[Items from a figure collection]
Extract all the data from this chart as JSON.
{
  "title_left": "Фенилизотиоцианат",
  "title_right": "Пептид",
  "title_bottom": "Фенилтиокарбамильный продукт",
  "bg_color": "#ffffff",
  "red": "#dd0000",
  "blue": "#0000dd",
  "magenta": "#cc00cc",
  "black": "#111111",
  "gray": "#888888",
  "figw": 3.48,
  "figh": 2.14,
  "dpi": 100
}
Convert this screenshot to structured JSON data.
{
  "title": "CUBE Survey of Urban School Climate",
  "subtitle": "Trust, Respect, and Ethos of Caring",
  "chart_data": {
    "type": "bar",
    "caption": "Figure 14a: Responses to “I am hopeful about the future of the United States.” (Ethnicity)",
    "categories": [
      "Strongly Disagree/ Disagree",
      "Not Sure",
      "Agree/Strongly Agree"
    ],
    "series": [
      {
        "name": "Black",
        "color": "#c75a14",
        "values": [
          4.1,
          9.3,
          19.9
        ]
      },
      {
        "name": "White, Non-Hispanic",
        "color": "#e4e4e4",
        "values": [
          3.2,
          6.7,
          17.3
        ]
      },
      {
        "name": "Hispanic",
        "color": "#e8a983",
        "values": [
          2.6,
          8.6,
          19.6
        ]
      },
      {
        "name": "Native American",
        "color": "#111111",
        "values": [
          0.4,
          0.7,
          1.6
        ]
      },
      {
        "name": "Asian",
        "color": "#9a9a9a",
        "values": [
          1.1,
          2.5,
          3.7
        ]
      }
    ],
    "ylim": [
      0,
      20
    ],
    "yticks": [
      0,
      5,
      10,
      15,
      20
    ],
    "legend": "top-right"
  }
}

WHAT YOU WILL DO
Output the listing above without altering a single character.

RESPONSE TO THE TASK
Extract all the data from this chart as JSON.
{
  "title_left": "Фенилизотиоцианат",
  "title_right": "Пептид",
  "title_bottom": "Фенилтиокарбамильный продукт",
  "bg_color": "#ffffff",
  "red": "#dd0000",
  "blue": "#0000dd",
  "magenta": "#cc00cc",
  "black": "#111111",
  "gray": "#888888",
  "figw": 3.48,
  "figh": 2.14,
  "dpi": 100
}
Convert this screenshot to structured JSON data.
{
  "title": "CUBE Survey of Urban School Climate",
  "subtitle": "Trust, Respect, and Ethos of Caring",
  "chart_data": {
    "type": "bar",
    "caption": "Figure 14a: Responses to “I am hopeful about the future of the United States.” (Ethnicity)",
    "categories": [
      "Strongly Disagree/ Disagree",
      "Not Sure",
      "Agree/Strongly Agree"
    ],
    "series": [
      {
        "name": "Black",
        "color": "#c75a14",
        "values": [
          4.1,
          9.3,
          19.9
        ]
      },
      {
        "name": "White, Non-Hispanic",
        "color": "#e4e4e4",
        "values": [
          3.2,
          6.7,
          17.3
        ]
      },
      {
        "name": "Hispanic",
        "color": "#e8a983",
        "values": [
          2.6,
          8.6,
          19.6
        ]
      },
      {
        "name": "Native American",
        "color": "#111111",
        "values": [
          0.4,
          0.7,
          1.6
        ]
      },
      {
        "name": "Asian",
        "color": "#9a9a9a",
        "values": [
          1.1,
          2.5,
          3.7
        ]
      }
    ],
    "ylim": [
      0,
      20
    ],
    "yticks": [
      0,
      5,
      10,
      15,
      20
    ],
    "legend": "top-right"
  }
}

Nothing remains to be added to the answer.